Copy each line that has the string "filetype" somewhere in it.

^^^^

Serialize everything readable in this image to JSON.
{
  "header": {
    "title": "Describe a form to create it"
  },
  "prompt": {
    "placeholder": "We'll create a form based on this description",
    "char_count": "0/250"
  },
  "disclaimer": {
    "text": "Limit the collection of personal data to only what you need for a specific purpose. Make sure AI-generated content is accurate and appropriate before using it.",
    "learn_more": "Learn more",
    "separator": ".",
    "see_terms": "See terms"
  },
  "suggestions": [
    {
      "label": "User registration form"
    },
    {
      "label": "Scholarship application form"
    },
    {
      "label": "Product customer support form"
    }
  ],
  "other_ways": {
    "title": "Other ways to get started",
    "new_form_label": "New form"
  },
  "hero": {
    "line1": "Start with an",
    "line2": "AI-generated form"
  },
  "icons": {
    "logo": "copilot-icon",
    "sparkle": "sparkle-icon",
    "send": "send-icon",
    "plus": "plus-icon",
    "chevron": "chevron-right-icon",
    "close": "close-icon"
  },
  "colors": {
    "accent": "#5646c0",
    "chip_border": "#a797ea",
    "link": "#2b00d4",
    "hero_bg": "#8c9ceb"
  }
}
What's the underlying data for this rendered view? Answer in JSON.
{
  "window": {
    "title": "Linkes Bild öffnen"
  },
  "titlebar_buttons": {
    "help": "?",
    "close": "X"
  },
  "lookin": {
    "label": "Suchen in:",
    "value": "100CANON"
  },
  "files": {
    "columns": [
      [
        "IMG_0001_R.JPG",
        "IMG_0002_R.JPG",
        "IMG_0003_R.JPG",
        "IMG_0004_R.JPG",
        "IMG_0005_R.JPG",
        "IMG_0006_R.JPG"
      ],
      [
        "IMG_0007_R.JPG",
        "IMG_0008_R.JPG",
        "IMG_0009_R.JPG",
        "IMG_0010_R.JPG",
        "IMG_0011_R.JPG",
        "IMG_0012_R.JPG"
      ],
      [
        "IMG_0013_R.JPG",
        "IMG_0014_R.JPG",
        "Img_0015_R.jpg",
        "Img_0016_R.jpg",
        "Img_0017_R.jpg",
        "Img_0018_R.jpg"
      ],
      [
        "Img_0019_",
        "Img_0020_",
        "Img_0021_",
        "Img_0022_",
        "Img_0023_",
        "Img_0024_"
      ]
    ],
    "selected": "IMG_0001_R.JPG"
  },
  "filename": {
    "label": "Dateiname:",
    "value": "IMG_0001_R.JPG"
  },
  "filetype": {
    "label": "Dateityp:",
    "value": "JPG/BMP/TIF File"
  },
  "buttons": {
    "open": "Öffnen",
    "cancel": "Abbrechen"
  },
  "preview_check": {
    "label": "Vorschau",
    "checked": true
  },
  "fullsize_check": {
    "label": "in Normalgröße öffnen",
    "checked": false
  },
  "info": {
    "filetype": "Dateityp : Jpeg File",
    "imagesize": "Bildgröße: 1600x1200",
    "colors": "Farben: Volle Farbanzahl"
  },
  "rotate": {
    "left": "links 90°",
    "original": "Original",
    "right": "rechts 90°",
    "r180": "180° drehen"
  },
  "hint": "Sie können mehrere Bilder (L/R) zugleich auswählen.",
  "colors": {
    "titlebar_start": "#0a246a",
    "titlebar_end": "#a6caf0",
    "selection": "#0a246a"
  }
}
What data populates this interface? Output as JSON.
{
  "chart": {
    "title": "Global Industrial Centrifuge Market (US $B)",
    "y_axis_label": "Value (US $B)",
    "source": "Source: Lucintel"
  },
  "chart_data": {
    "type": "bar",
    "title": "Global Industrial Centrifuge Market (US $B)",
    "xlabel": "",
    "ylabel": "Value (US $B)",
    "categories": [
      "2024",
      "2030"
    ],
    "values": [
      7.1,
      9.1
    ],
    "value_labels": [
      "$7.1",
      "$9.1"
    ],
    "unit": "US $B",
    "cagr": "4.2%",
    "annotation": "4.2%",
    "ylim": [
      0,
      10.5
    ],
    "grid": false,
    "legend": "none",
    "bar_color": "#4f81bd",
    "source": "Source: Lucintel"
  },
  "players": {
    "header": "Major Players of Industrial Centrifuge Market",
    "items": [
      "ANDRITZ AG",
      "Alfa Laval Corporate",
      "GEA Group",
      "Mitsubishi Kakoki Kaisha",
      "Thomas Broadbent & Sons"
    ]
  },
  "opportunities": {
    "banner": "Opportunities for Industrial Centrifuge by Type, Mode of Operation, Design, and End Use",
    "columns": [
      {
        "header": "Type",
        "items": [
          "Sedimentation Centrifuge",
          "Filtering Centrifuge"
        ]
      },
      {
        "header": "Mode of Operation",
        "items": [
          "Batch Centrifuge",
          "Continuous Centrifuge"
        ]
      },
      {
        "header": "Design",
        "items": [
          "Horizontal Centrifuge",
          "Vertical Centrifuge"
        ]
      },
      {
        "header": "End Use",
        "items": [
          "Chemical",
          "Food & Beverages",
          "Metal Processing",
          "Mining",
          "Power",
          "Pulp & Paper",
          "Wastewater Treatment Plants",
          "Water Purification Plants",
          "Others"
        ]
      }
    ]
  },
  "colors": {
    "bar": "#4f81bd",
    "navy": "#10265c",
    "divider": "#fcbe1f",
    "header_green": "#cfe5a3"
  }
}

^^^^

» **Written answer**
  "filetype": {
    "filetype": "Dateityp : Jpeg File",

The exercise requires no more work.